Go through the data below and copy it exactly, skipping every picture.
────────────────
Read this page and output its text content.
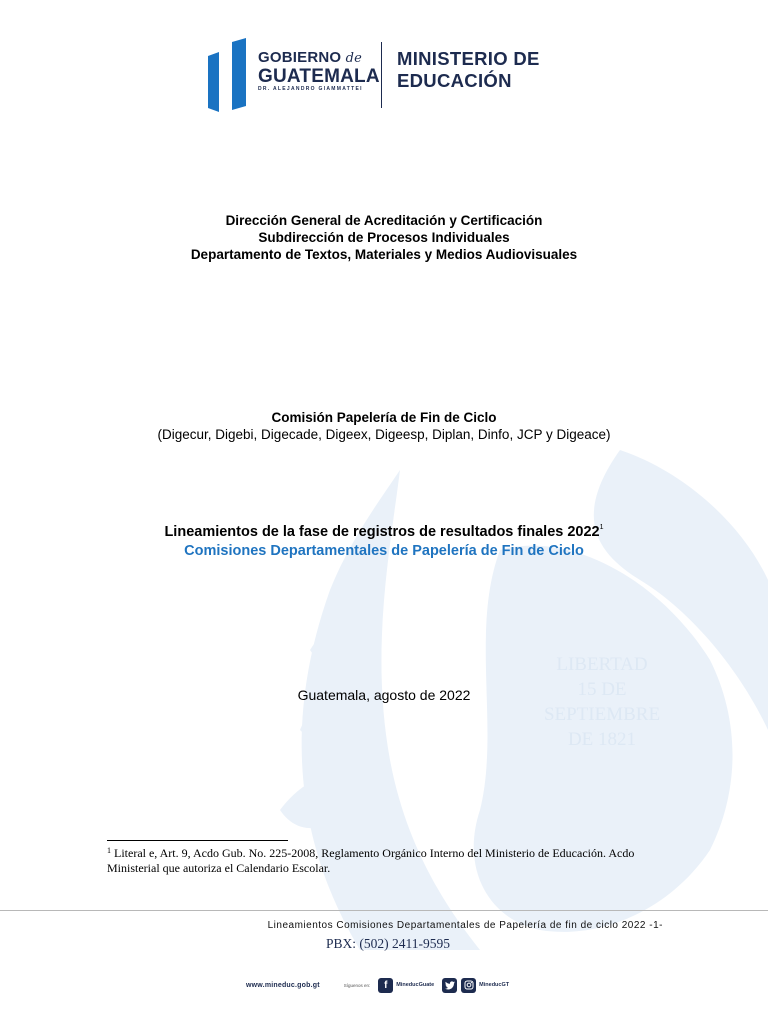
LIBERTAD
15 DE
SEPTIEMBRE
DE 1821
GOBIERNO de
GUATEMALA
DR. ALEJANDRO GIAMMATTEI
MINISTERIO DE
EDUCACIÓN
Dirección General de Acreditación y Certificación
Subdirección de Procesos Individuales
Departamento de Textos, Materiales y Medios Audiovisuales
Comisión Papelería de Fin de Ciclo
(Digecur, Digebi, Digecade, Digeex, Digeesp, Diplan, Dinfo, JCP y Digeace)
Lineamientos de la fase de registros de resultados finales 2022$^1$
Comisiones Departamentales de Papelería de Fin de Ciclo
Guatemala, agosto de 2022
$^1$ Literal e, Art. 9, Acdo Gub. No. 225-2008, Reglamento Orgánico Interno del Ministerio de Educación. Acdo Ministerial que autoriza el Calendario Escolar.
Lineamientos Comisiones Departamentales de Papelería de fin de ciclo 2022 -1-
PBX: (502) 2411-9595
www.mineduc.gob.gt	Síguenos en:	f	MineducGuate	MineducGT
────────────────
◆ Result of the task ◆
Read this page and output its text content.
LIBERTAD
15 DE
SEPTIEMBRE
DE 1821
GOBIERNO de
GUATEMALA
DR. ALEJANDRO GIAMMATTEI
MINISTERIO DE
EDUCACIÓN
Dirección General de Acreditación y Certificación
Subdirección de Procesos Individuales
Departamento de Textos, Materiales y Medios Audiovisuales
Comisión Papelería de Fin de Ciclo
(Digecur, Digebi, Digecade, Digeex, Digeesp, Diplan, Dinfo, JCP y Digeace)
Lineamientos de la fase de registros de resultados finales 2022$^1$
Comisiones Departamentales de Papelería de Fin de Ciclo
Guatemala, agosto de 2022
$^1$ Literal e, Art. 9, Acdo Gub. No. 225-2008, Reglamento Orgánico Interno del Ministerio de Educación. Acdo Ministerial que autoriza el Calendario Escolar.
Lineamientos Comisiones Departamentales de Papelería de fin de ciclo 2022 -1-
PBX: (502) 2411-9595
www.mineduc.gob.gt	Síguenos en:	f	MineducGuate	MineducGT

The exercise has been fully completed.